Problems to work on:
a: In the passage on consciousness and causation, what position results from denying premise (2)?
b: In the records, set down without alteration the part that opens with the line containing "data-point <box>544 170 554 180</box>" and closes with the line containing "side-tab-label: Well-Governed <box>1328", including both of those lines.

Text block:
1. The physical facts alone do not entail the facts about conscious experience.
2. We can conclude, from (1), that
2'. Experience is a nonphysical aspect of the world.
3. A completed physical theory is, in principle, a descriptively adequate characterization of the dynamical evolution of the physical world.
4. We can conclude, from (3), that
4'. Our physical explanations are complete explanations of the causation involved in producing bodily movements.
5. We can conclude, from (2') and (4'), that
5'. Consciousness lies outside the causal structure of the world, that is, it is an irrelevant epiphenomenon.

As Rosenberg eloquently puts it, "This argument creates a prism that refracts the different ways of placing consciousness in the natural order." If we deny premise (1), we wind up with either a reductionism that claims that p-consciousness can be reduced to physical phenomena, or an eliminativism that claims that p-consciousness does not even need to be explained because, in some sense, it does not really exist. We have already seen rejoinders to these positions in chapters 2 and 3. If we deny premise (2), we get nonreductive physicalism, which holds that p-consciousness and the brain are linked by some sort of primitive metaphysical necessity. However, it is not clear that such primitive metaphysical necessities can be at once meaningful and effective; a full critique of nonreductive physicalism and primitive metaphysical necessity is presented in chapter 3. Denying premise (3) commits us to either interactionist dualism or some sort of brute emergence supplemented with downward causation. However, there seems to be no empirical support on offer for either view, and they both seem to conflict with our theoretical understanding of physics. If we reject none of the premises, we wind up at some kind of epiphenomenalism or parallelism, whose problems we have already discussed.

One route that has not yet been well explored is denial of premise (4), perhaps because it has been overlooked or perhaps because it has seemed too obvious to be worth challenging. Denying premise (4) would amount to claiming that, although a completed physics would afford us with a descriptively adequate chatacterization of the physical world's dynamics, it would still not be a complete account of the world's causal structure. This is precisely the line of investigation we will pursue in the coming chapters. To this end, we must engage in detailed considerations of precisely what causation is, and what relationship it bears to physical theory.

Input records:
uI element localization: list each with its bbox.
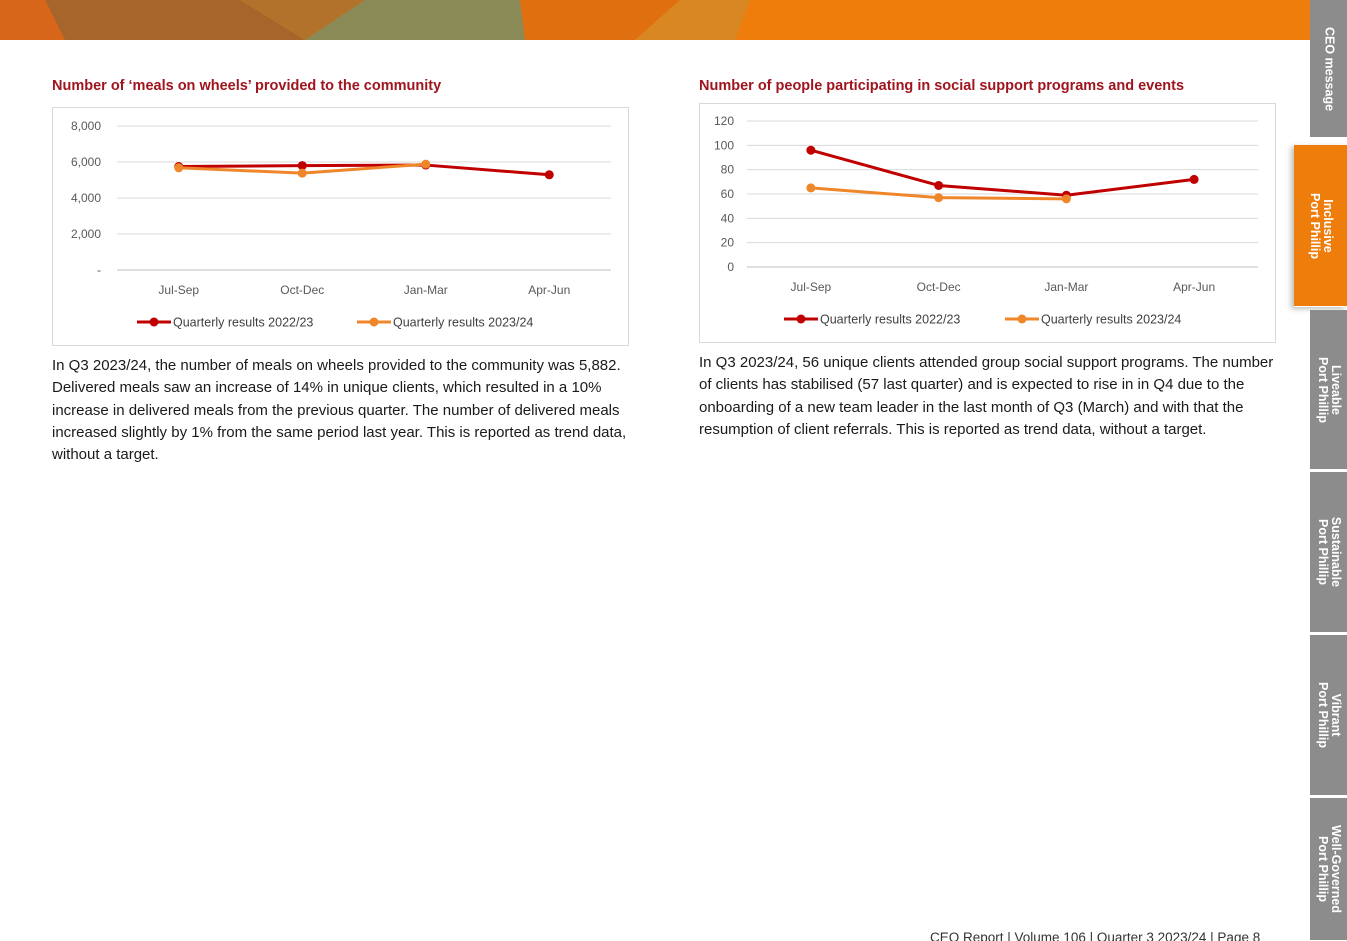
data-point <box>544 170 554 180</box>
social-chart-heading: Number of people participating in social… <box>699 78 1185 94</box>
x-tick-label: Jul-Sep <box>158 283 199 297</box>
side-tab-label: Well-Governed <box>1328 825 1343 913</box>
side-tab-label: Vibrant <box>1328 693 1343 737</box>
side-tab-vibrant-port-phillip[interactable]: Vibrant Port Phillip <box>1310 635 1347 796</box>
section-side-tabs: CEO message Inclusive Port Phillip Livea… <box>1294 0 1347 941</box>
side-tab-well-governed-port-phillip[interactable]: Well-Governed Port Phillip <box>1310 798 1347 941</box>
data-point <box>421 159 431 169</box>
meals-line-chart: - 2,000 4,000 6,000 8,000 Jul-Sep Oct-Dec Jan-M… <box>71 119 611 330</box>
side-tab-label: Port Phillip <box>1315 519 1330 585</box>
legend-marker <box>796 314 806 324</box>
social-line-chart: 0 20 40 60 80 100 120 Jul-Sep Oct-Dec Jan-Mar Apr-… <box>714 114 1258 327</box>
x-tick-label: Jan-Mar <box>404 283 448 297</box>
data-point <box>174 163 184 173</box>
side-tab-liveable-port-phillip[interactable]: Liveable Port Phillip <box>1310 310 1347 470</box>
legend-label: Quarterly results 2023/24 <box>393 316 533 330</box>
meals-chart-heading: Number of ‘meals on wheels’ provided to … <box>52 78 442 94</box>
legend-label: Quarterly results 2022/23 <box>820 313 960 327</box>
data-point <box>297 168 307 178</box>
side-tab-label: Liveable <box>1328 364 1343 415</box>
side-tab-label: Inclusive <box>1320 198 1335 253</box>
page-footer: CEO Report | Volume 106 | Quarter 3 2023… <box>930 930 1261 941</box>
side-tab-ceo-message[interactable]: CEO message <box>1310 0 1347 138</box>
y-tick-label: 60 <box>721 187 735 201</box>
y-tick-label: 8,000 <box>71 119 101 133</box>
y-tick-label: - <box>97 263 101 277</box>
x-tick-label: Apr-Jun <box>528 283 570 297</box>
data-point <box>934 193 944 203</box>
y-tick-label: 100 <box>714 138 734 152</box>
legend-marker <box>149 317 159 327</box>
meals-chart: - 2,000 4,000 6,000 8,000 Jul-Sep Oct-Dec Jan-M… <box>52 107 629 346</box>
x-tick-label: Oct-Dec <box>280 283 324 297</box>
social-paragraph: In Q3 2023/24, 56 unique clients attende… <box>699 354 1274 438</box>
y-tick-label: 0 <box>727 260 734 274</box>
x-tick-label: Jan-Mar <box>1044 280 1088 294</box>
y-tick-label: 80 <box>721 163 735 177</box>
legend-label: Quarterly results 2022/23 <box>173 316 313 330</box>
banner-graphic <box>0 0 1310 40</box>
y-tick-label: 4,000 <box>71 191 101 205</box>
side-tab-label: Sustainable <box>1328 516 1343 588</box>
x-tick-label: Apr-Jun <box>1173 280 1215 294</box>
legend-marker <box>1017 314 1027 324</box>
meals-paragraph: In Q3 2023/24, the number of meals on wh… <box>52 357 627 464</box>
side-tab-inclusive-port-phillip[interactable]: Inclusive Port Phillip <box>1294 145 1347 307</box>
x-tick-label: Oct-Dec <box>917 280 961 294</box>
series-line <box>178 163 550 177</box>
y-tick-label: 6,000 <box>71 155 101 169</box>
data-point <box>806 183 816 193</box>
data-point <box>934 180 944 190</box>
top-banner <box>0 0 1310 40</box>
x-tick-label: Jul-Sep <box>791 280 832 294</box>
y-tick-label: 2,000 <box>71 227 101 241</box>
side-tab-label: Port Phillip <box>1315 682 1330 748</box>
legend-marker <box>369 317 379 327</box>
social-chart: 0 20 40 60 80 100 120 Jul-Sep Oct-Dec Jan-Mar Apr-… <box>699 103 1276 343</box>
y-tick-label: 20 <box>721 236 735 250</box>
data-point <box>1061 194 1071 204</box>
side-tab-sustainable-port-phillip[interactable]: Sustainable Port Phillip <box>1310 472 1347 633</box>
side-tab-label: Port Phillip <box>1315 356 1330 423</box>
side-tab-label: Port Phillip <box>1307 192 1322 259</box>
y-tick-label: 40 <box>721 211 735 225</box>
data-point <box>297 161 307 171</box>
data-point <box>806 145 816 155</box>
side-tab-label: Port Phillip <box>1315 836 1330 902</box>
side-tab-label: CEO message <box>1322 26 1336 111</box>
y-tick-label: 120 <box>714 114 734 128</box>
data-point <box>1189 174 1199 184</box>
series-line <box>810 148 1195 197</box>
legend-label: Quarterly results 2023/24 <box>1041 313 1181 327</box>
---
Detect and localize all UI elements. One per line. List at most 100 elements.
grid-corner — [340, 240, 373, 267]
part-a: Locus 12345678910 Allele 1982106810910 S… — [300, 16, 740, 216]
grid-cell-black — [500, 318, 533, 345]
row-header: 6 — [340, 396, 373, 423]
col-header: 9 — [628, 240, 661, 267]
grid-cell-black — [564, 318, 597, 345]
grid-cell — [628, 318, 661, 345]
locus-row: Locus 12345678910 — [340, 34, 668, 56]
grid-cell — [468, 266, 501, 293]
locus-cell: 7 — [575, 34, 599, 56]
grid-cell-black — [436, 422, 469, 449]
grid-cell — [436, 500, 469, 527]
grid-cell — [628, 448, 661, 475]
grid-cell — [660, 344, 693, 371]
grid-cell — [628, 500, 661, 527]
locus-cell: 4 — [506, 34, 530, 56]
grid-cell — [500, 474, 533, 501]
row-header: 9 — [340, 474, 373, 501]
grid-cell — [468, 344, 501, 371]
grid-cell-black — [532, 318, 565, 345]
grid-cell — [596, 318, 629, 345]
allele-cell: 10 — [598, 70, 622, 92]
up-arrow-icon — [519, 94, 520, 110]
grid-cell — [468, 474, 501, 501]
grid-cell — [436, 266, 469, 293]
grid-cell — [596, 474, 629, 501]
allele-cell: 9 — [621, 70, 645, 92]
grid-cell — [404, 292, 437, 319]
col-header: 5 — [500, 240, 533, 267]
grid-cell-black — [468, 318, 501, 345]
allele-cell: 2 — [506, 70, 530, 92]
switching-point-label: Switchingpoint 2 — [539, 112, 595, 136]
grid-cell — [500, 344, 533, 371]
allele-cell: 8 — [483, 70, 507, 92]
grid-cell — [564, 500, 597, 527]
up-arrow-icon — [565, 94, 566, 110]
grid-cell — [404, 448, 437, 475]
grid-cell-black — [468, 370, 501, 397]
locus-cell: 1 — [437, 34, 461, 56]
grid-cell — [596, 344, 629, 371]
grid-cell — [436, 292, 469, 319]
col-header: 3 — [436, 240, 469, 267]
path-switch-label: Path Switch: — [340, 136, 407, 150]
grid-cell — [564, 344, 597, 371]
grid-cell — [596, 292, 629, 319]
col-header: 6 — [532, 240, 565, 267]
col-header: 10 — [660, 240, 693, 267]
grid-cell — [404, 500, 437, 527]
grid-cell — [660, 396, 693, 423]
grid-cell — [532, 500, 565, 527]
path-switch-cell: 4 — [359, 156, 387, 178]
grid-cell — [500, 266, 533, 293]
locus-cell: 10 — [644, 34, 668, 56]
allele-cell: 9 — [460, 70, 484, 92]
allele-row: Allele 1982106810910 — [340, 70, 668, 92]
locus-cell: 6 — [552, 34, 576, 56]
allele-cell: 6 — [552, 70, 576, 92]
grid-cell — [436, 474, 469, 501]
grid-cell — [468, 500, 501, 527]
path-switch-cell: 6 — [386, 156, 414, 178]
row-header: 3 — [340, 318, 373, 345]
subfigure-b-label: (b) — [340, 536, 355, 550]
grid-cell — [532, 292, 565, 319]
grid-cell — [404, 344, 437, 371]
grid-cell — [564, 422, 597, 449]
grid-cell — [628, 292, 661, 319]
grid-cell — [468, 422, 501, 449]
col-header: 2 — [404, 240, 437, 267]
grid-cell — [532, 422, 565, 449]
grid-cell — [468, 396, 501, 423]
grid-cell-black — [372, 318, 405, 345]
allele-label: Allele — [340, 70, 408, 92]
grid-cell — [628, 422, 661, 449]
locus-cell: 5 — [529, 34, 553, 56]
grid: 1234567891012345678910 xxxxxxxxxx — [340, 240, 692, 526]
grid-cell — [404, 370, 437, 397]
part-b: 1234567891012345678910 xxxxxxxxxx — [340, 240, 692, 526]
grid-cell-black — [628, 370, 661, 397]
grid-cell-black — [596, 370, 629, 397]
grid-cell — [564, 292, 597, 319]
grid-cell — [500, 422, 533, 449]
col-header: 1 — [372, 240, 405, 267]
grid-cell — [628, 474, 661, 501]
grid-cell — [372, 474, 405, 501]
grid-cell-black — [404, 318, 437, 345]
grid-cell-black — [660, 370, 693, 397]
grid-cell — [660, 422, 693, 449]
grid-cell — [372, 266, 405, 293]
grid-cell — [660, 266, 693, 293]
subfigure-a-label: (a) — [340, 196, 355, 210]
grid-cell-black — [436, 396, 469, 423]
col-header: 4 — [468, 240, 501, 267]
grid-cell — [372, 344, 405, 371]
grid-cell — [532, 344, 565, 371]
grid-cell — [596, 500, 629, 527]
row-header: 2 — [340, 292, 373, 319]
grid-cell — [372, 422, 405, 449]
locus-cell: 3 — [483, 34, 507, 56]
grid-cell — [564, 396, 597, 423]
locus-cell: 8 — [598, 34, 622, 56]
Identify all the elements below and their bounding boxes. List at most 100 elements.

Answer list:
a: Nonreductive physicalism.

b:
data-point <box>544 170 554 180</box>
social-chart-heading: Number of people participating in social… <box>699 78 1185 94</box>
x-tick-label: Jul-Sep <box>158 283 199 297</box>
side-tab-label: Well-Governed <box>1328 825 1343 913</box>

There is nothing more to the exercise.